### Stated problem
Quote every line below exactly and skip any picture.

### Record list
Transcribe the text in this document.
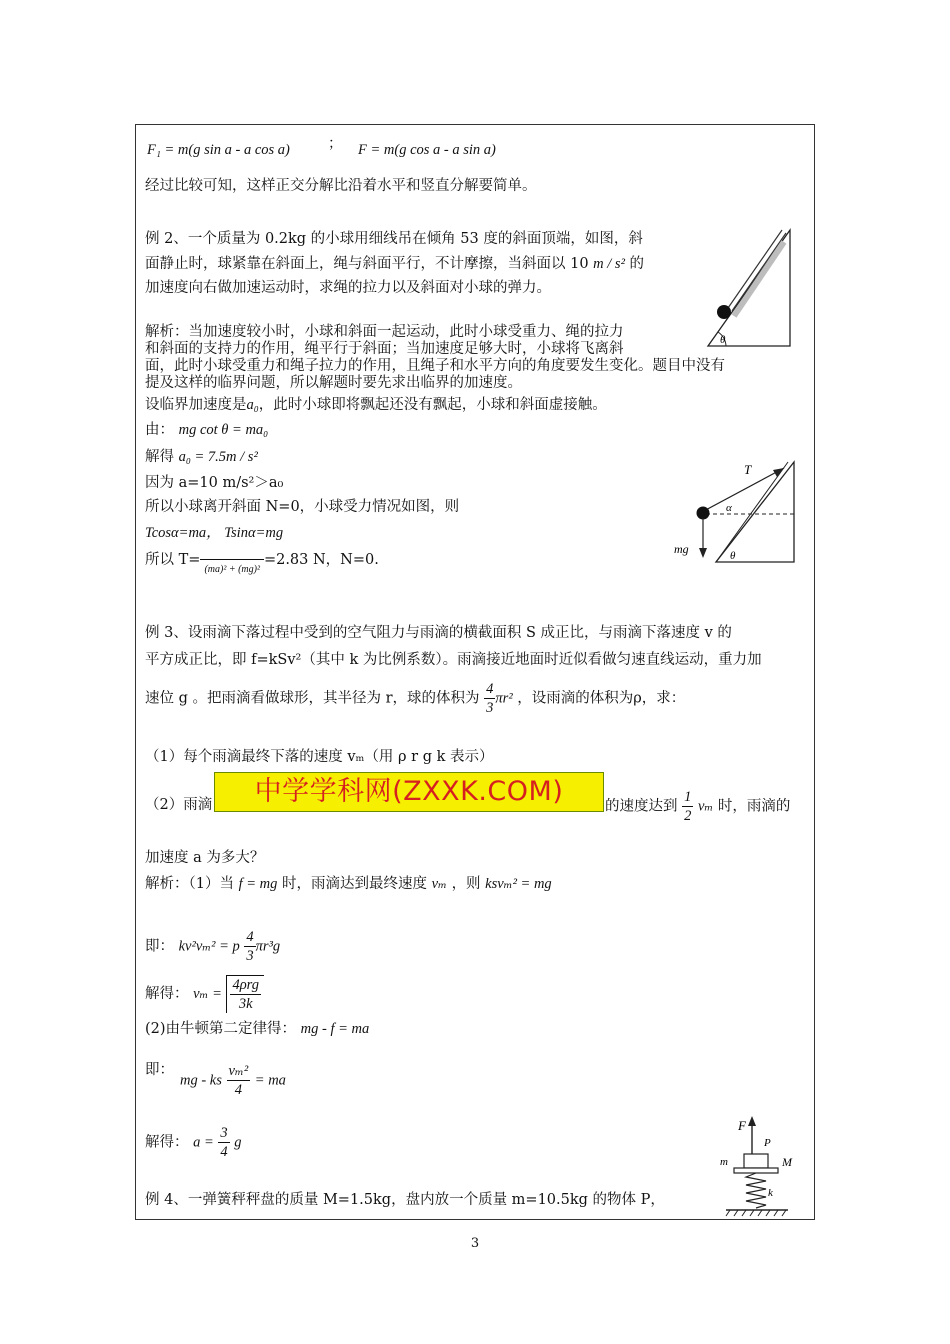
F₁ = m(g sin a - a cos a)	； F = m(g cos a - a sin a)
经过比较可知，这样正交分解比沿着水平和竖直分解要简单。
例 2、一个质量为 0.2kg 的小球用细线吊在倾角 53 度的斜面顶端，如图，斜
面静止时，球紧靠在斜面上，绳与斜面平行，不计摩擦，当斜面以 10 m / s² 的
加速度向右做加速运动时，求绳的拉力以及斜面对小球的弹力。
θ
解析：当加速度较小时，小球和斜面一起运动，此时小球受重力、绳的拉力
和斜面的支持力的作用，绳平行于斜面；当加速度足够大时，小球将飞离斜
面，此时小球受重力和绳子拉力的作用，且绳子和水平方向的角度要发生变化。题目中没有
提及这样的临界问题，所以解题时要先求出临界的加速度。
设临界加速度是a₀，此时小球即将飘起还没有飘起，小球和斜面虚接触。
由： mg cot θ = ma₀
解得 a₀ = 7.5m / s²
因为 a=10 m/s²＞a₀
所以小球离开斜面 N=0，小球受力情况如图，则
Tcosα=ma， Tsinα=mg
所以 T=(ma)² + (mg)²=2.83 N，N=0.
T
α
mg	θ
例 3、设雨滴下落过程中受到的空气阻力与雨滴的横截面积 S 成正比，与雨滴下落速度 v 的
平方成正比，即 f=kSv²（其中 k 为比例系数）。雨滴接近地面时近似看做匀速直线运动，重力加
速位 g 。把雨滴看做球形，其半径为 r，球的体积为 $\frac{4}{3} \pi r^2$ ，设雨滴的体积为ρ，求：
（1）每个雨滴最终下落的速度 vₘ（用 ρ r g k 表示）
（2）雨滴	中学学科网(ZXXK.COM)	的速度达到 $\frac{1}{2}$ vₘ 时，雨滴的
加速度 a 为多大？
解析：（1）当 f = mg 时，雨滴达到最终速度 vₘ ，则 ksvₘ² = mg
即： kv²vₘ² = p $\frac{4}{3} \pi r^3g$
解得： $v_m = \frac{\text{4ρrg}}{3k}$
(2)由牛顿第二定律得： mg - f = ma
即：
mg - ks $\frac{\text{vₘ²}}{4}$ = ma
解得： $a = \frac{3}{4}$ g
例 4、一弹簧秤秤盘的质量 M=1.5kg，盘内放一个质量 m=10.5kg 的物体 P，
F
P
m	M
k
3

### Written solution
Transcribe the text in this document.
F₁ = m(g sin a - a cos a)	； F = m(g cos a - a sin a)
经过比较可知，这样正交分解比沿着水平和竖直分解要简单。
例 2、一个质量为 0.2kg 的小球用细线吊在倾角 53 度的斜面顶端，如图，斜
面静止时，球紧靠在斜面上，绳与斜面平行，不计摩擦，当斜面以 10 m / s² 的
加速度向右做加速运动时，求绳的拉力以及斜面对小球的弹力。
θ
解析：当加速度较小时，小球和斜面一起运动，此时小球受重力、绳的拉力
和斜面的支持力的作用，绳平行于斜面；当加速度足够大时，小球将飞离斜
面，此时小球受重力和绳子拉力的作用，且绳子和水平方向的角度要发生变化。题目中没有
提及这样的临界问题，所以解题时要先求出临界的加速度。
设临界加速度是a₀，此时小球即将飘起还没有飘起，小球和斜面虚接触。
由： mg cot θ = ma₀
解得 a₀ = 7.5m / s²
因为 a=10 m/s²＞a₀
所以小球离开斜面 N=0，小球受力情况如图，则
Tcosα=ma， Tsinα=mg
所以 T=(ma)² + (mg)²=2.83 N，N=0.
T
α
mg	θ
例 3、设雨滴下落过程中受到的空气阻力与雨滴的横截面积 S 成正比，与雨滴下落速度 v 的
平方成正比，即 f=kSv²（其中 k 为比例系数）。雨滴接近地面时近似看做匀速直线运动，重力加
速位 g 。把雨滴看做球形，其半径为 r，球的体积为 $\frac{4}{3} \pi r^2$ ，设雨滴的体积为ρ，求：
（1）每个雨滴最终下落的速度 vₘ（用 ρ r g k 表示）
（2）雨滴	中学学科网(ZXXK.COM)	的速度达到 $\frac{1}{2}$ vₘ 时，雨滴的
加速度 a 为多大？
解析：（1）当 f = mg 时，雨滴达到最终速度 vₘ ，则 ksvₘ² = mg
即： kv²vₘ² = p $\frac{4}{3} \pi r^3g$
解得： $v_m = \frac{\text{4ρrg}}{3k}$
(2)由牛顿第二定律得： mg - f = ma
即：
mg - ks $\frac{\text{vₘ²}}{4}$ = ma
解得： $a = \frac{3}{4}$ g
例 4、一弹簧秤秤盘的质量 M=1.5kg，盘内放一个质量 m=10.5kg 的物体 P，
F
P
m	M
k
3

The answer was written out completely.